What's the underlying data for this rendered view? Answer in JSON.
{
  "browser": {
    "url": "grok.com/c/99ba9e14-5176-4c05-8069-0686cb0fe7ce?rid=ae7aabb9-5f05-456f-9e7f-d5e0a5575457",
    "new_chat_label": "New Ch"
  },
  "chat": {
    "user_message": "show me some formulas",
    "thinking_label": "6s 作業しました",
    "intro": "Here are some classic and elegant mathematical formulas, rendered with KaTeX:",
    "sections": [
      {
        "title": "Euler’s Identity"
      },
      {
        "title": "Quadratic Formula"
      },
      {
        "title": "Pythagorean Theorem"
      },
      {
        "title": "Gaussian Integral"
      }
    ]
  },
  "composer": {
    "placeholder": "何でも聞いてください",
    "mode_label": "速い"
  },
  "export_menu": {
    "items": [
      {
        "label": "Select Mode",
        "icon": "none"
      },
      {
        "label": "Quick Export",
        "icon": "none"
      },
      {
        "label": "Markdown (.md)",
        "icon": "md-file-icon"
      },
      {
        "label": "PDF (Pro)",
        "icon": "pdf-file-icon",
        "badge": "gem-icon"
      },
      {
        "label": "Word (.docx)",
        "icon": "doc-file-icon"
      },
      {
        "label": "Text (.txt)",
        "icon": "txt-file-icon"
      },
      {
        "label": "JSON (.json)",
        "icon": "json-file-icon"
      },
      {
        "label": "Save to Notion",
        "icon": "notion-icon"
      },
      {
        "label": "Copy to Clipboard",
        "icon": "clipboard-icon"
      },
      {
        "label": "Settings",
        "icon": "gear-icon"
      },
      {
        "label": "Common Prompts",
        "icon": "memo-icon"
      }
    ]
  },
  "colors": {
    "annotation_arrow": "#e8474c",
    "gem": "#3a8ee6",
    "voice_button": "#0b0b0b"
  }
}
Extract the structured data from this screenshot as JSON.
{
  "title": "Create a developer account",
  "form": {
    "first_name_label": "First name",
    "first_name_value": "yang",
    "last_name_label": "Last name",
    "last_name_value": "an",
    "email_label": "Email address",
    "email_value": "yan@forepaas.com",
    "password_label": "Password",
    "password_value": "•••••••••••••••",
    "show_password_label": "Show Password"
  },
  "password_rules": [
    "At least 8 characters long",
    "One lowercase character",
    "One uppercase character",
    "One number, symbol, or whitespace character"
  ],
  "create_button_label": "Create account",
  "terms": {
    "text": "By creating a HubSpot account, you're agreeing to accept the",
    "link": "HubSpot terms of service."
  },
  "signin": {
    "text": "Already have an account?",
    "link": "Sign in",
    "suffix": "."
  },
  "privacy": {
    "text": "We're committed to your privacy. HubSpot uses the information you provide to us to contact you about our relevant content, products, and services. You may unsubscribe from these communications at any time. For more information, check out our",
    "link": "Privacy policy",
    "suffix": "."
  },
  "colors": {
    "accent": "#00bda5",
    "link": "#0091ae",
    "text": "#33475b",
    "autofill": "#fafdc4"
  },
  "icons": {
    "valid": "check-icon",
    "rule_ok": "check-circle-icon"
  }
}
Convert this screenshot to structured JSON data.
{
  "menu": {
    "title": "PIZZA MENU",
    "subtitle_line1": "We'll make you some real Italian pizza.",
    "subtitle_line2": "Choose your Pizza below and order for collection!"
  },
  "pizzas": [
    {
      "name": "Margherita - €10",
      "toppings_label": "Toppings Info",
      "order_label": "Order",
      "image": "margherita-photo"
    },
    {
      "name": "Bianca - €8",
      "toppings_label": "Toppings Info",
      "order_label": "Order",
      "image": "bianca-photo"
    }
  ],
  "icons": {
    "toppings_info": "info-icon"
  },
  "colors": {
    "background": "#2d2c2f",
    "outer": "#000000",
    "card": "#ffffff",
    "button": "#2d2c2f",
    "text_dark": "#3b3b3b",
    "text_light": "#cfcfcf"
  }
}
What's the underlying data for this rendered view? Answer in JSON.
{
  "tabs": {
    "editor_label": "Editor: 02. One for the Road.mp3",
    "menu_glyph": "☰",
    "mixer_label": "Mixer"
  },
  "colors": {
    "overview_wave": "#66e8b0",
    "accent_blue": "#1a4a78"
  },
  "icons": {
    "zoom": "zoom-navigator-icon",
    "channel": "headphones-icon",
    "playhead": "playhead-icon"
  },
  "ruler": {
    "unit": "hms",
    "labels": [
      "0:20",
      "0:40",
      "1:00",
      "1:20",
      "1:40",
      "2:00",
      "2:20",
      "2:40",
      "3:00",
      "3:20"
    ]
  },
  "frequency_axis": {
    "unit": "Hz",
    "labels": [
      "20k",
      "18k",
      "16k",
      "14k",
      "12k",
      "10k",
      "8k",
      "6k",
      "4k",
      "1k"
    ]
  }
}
-------------------------
From the records above, extract each line exactly as shown.

What's the underlying data for this rendered view? Answer in JSON.
{
  "browser": {
    "url": "grok.com/c/99ba9e14-5176-4c05-8069-0686cb0fe7ce?rid=ae7aabb9-5f05-456f-9e7f-d5e0a5575457",
    "new_chat_label": "New Ch"
  },
  "chat": {
    "user_message": "show me some formulas",
    "thinking_label": "6s 作業しました",
    "intro": "Here are some classic and elegant mathematical formulas, rendered with KaTeX:",
    "sections": [
      {
        "title": "Euler’s Identity"
      },
      {
        "title": "Quadratic Formula"
      },
      {
        "title": "Pythagorean Theorem"
      },
      {
        "title": "Gaussian Integral"
      }
    ]
  },
  "composer": {
    "placeholder": "何でも聞いてください",
    "mode_label": "速い"
  },
  "export_menu": {
    "items": [
      {
        "label": "Select Mode",
        "icon": "none"
      },
      {
        "label": "Quick Export",
        "icon": "none"
      },
      {
        "label": "Markdown (.md)",
        "icon": "md-file-icon"
      },
      {
        "label": "PDF (Pro)",
        "icon": "pdf-file-icon",
        "badge": "gem-icon"
      },
      {
        "label": "Word (.docx)",
        "icon": "doc-file-icon"
      },
      {
        "label": "Text (.txt)",
        "icon": "txt-file-icon"
      },
      {
        "label": "JSON (.json)",
        "icon": "json-file-icon"
      },
      {
        "label": "Save to Notion",
        "icon": "notion-icon"
      },
      {
        "label": "Copy to Clipboard",
        "icon": "clipboard-icon"
      },
      {
        "label": "Settings",
        "icon": "gear-icon"
      },
      {
        "label": "Common Prompts",
        "icon": "memo-icon"
      }
    ]
  },
  "colors": {
    "annotation_arrow": "#e8474c",
    "gem": "#3a8ee6",
    "voice_button": "#0b0b0b"
  }
}
Extract the structured data from this screenshot as JSON.
{
  "title": "Create a developer account",
  "form": {
    "first_name_label": "First name",
    "first_name_value": "yang",
    "last_name_label": "Last name",
    "last_name_value": "an",
    "email_label": "Email address",
    "email_value": "yan@forepaas.com",
    "password_label": "Password",
    "password_value": "•••••••••••••••",
    "show_password_label": "Show Password"
  },
  "password_rules": [
    "At least 8 characters long",
    "One lowercase character",
    "One uppercase character",
    "One number, symbol, or whitespace character"
  ],
  "create_button_label": "Create account",
  "terms": {
    "text": "By creating a HubSpot account, you're agreeing to accept the",
    "link": "HubSpot terms of service."
  },
  "signin": {
    "text": "Already have an account?",
    "link": "Sign in",
    "suffix": "."
  },
  "privacy": {
    "text": "We're committed to your privacy. HubSpot uses the information you provide to us to contact you about our relevant content, products, and services. You may unsubscribe from these communications at any time. For more information, check out our",
    "link": "Privacy policy",
    "suffix": "."
  },
  "colors": {
    "accent": "#00bda5",
    "link": "#0091ae",
    "text": "#33475b",
    "autofill": "#fafdc4"
  },
  "icons": {
    "valid": "check-icon",
    "rule_ok": "check-circle-icon"
  }
}
Convert this screenshot to structured JSON data.
{
  "menu": {
    "title": "PIZZA MENU",
    "subtitle_line1": "We'll make you some real Italian pizza.",
    "subtitle_line2": "Choose your Pizza below and order for collection!"
  },
  "pizzas": [
    {
      "name": "Margherita - €10",
      "toppings_label": "Toppings Info",
      "order_label": "Order",
      "image": "margherita-photo"
    },
    {
      "name": "Bianca - €8",
      "toppings_label": "Toppings Info",
      "order_label": "Order",
      "image": "bianca-photo"
    }
  ],
  "icons": {
    "toppings_info": "info-icon"
  },
  "colors": {
    "background": "#2d2c2f",
    "outer": "#000000",
    "card": "#ffffff",
    "button": "#2d2c2f",
    "text_dark": "#3b3b3b",
    "text_light": "#cfcfcf"
  }
}
What's the underlying data for this rendered view? Answer in JSON.
{
  "tabs": {
    "editor_label": "Editor: 02. One for the Road.mp3",
    "menu_glyph": "☰",
    "mixer_label": "Mixer"
  },
  "colors": {
    "overview_wave": "#66e8b0",
    "accent_blue": "#1a4a78"
  },
  "icons": {
    "zoom": "zoom-navigator-icon",
    "channel": "headphones-icon",
    "playhead": "playhead-icon"
  },
  "ruler": {
    "unit": "hms",
    "labels": [
      "0:20",
      "0:40",
      "1:00",
      "1:20",
      "1:40",
      "2:00",
      "2:20",
      "2:40",
      "3:00",
      "3:20"
    ]
  },
  "frequency_axis": {
    "unit": "Hz",
    "labels": [
      "20k",
      "18k",
      "16k",
      "14k",
      "12k",
      "10k",
      "8k",
      "6k",
      "4k",
      "1k"
    ]
  }
}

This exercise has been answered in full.